■ WHAT YOU NEED TO DO
In the data below, find every line with the string "title" and pull it out.

Extracted data entries:
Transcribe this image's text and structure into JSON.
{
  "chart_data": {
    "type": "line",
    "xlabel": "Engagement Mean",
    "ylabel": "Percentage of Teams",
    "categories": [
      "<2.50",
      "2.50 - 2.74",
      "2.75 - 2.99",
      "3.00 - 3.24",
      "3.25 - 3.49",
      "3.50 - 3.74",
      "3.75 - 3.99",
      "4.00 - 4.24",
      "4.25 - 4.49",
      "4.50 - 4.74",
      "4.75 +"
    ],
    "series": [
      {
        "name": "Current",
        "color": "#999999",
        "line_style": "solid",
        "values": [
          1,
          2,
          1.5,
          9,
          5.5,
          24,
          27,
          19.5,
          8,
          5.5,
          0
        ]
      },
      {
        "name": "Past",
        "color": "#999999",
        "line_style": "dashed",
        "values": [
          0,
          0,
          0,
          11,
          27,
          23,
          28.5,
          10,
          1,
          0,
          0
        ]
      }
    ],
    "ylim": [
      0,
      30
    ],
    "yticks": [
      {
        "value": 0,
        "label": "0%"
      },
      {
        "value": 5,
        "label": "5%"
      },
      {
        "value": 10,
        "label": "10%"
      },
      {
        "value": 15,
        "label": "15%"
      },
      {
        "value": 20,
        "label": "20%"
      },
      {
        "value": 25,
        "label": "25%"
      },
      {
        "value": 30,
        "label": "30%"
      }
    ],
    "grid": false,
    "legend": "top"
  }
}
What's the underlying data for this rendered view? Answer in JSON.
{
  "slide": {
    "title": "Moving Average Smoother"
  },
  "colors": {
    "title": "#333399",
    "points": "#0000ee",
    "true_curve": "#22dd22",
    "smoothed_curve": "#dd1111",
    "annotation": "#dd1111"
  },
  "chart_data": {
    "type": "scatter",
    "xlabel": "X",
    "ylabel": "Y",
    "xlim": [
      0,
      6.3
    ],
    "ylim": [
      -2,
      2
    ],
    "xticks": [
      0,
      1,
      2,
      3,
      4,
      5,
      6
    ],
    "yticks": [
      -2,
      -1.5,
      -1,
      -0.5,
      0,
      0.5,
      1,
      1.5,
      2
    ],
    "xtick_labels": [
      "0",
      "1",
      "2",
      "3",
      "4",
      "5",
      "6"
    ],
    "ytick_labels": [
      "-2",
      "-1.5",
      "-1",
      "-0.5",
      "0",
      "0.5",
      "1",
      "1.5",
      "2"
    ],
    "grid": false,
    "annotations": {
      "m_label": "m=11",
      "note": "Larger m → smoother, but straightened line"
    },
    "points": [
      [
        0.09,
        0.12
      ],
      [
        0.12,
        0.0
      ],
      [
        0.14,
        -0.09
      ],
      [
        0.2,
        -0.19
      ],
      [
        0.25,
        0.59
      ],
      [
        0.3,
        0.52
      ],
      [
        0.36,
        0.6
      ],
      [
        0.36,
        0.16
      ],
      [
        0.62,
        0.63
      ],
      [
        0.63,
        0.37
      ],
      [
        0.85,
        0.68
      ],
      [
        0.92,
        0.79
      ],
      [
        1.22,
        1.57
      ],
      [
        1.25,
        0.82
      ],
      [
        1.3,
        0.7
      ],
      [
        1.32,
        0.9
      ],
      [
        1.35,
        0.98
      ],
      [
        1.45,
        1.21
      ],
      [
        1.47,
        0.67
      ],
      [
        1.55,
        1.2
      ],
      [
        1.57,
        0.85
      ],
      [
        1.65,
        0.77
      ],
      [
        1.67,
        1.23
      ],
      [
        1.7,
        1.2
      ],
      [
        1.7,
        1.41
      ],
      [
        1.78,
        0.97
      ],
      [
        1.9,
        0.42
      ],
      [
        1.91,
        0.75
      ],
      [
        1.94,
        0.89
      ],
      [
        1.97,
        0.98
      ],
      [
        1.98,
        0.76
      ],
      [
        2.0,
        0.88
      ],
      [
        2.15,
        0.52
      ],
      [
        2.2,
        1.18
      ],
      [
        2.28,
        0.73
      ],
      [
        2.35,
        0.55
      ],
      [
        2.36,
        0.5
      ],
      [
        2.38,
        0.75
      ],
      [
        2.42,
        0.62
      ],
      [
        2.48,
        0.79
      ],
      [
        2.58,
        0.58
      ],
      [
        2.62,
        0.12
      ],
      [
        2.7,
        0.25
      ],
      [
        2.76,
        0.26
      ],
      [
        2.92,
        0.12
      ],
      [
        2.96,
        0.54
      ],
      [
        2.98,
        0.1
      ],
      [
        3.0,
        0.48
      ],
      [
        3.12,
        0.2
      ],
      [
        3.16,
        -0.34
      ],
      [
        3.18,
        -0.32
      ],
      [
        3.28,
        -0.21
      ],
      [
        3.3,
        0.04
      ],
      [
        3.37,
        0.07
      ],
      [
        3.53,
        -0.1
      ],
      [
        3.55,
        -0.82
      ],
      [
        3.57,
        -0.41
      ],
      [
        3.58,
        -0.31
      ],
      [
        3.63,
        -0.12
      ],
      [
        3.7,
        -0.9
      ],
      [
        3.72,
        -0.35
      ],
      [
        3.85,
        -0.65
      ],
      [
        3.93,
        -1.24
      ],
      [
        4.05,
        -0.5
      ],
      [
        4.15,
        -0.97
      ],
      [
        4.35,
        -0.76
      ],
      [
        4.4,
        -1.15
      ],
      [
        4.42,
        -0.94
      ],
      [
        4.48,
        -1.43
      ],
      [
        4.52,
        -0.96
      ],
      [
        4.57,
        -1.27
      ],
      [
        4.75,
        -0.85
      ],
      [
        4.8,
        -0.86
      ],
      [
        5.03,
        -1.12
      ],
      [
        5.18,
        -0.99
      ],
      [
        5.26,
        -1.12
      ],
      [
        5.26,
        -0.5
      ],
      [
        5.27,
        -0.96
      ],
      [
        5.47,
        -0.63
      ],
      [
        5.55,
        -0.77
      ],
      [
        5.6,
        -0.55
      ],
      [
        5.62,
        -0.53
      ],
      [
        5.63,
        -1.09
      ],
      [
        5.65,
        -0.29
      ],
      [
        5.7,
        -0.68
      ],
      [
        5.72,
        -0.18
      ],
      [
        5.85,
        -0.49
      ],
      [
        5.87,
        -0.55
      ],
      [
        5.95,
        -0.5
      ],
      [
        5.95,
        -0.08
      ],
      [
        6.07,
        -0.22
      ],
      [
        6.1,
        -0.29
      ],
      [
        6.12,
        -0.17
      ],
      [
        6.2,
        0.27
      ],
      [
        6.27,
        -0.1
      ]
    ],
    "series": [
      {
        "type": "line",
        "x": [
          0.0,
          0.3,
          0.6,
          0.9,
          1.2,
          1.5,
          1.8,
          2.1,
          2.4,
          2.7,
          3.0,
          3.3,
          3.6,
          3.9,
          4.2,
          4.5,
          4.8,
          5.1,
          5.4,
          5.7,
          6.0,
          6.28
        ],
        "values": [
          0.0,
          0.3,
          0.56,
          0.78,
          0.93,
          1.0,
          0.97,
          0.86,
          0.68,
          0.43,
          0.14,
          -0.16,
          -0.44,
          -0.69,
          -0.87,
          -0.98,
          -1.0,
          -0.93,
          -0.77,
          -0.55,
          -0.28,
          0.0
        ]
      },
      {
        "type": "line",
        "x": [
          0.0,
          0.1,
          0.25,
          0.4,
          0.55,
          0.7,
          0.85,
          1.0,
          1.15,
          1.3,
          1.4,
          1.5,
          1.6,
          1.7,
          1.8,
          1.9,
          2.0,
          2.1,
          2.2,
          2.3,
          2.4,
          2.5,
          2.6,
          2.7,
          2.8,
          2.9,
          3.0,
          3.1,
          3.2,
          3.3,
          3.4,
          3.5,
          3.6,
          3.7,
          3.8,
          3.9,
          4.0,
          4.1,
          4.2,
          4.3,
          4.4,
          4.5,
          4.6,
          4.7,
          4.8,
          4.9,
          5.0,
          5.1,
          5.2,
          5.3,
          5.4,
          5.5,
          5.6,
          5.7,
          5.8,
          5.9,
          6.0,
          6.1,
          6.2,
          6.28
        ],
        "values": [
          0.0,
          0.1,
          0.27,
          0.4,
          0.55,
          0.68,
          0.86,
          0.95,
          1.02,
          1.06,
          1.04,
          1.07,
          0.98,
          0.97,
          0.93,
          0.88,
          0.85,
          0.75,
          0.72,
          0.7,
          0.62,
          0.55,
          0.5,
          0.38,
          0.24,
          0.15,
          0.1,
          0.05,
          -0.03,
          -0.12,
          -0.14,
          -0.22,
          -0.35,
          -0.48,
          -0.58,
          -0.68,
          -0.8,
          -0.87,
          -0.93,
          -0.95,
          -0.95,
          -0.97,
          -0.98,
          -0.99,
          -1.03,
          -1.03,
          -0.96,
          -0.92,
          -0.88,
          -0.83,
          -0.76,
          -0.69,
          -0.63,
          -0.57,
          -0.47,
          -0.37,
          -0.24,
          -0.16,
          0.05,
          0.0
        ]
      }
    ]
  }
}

■ SOLUTION TO THIS EXERCISE
    "title": "Moving Average Smoother"
    "title": "#333399",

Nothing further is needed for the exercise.